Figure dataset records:
--------------------

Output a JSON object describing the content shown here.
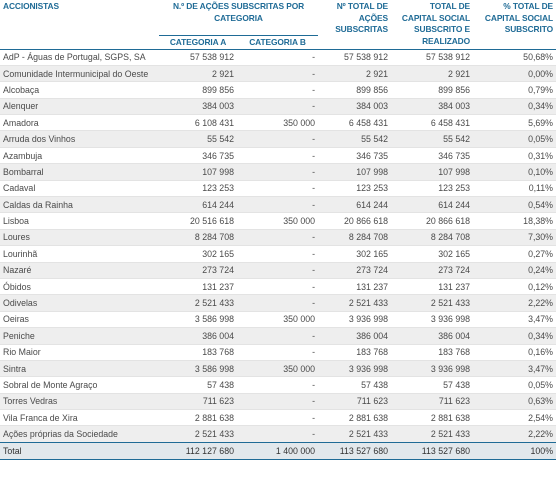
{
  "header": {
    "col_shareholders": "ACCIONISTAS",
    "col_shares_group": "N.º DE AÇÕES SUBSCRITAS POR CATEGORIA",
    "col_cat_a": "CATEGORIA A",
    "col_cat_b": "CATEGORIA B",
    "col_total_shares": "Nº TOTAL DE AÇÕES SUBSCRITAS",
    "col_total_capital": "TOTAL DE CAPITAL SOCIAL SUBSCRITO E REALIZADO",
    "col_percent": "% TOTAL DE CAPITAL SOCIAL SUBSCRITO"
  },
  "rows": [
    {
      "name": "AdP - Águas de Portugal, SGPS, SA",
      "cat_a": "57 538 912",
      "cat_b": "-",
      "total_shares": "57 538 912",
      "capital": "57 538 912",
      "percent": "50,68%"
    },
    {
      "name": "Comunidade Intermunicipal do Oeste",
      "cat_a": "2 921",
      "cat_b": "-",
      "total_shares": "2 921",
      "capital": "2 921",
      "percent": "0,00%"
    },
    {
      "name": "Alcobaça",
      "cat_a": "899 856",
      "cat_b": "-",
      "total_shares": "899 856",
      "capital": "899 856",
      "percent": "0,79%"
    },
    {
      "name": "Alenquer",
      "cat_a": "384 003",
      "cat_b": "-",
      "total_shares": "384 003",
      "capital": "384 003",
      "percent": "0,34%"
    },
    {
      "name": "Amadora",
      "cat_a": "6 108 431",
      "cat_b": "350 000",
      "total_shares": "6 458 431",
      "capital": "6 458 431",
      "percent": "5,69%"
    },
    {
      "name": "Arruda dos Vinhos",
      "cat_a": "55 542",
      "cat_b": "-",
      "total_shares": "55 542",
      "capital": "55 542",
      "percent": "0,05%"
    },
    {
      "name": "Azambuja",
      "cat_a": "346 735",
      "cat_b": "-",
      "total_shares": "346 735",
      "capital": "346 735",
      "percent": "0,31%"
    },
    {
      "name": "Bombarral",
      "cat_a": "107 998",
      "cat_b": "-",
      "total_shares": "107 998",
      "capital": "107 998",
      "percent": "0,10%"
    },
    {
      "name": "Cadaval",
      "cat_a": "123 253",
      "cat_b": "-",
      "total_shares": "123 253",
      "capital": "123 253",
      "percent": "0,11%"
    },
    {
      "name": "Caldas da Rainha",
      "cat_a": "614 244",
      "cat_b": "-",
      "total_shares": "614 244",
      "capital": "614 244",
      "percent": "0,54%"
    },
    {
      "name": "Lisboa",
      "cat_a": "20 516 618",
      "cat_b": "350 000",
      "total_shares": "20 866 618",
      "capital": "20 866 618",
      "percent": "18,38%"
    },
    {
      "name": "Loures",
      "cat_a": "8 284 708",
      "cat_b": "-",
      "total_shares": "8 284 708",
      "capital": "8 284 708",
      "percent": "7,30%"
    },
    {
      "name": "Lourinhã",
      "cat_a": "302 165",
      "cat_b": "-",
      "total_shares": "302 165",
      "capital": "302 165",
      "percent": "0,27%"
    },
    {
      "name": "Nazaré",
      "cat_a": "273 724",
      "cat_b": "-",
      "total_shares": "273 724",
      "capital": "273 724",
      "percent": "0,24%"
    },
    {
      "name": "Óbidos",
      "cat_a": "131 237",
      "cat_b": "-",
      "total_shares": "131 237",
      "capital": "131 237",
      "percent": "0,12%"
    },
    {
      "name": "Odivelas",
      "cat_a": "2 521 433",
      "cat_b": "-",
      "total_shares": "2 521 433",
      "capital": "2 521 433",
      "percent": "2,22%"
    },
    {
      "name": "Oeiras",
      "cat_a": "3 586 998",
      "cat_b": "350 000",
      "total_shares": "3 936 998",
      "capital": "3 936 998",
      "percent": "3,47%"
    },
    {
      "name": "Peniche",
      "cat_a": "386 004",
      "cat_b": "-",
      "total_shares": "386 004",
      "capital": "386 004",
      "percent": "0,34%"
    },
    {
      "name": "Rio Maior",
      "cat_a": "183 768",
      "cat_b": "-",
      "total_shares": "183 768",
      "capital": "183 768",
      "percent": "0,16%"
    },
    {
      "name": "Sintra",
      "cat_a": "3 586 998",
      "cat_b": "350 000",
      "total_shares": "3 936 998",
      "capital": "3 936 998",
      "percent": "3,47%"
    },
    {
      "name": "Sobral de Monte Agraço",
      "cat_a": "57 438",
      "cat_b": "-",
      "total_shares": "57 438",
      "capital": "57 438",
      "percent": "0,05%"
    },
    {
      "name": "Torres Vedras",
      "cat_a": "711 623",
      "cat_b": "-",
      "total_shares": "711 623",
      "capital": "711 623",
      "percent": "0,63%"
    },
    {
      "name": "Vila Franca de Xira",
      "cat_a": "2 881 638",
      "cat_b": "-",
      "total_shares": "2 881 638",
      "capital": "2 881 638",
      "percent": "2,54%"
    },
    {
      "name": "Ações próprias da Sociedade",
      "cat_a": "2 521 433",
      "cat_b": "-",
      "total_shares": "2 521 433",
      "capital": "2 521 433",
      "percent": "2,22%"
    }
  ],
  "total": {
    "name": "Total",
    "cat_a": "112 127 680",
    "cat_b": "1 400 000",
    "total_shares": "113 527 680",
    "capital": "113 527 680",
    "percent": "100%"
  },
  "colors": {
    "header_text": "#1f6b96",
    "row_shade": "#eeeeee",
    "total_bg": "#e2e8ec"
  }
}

--------------------

Pull every line containing the word "CATEGORIA" out of the entries above.

● Correct response:
    "col_shares_group": "N.º DE AÇÕES SUBSCRITAS POR CATEGORIA",
    "col_cat_a": "CATEGORIA A",
    "col_cat_b": "CATEGORIA B",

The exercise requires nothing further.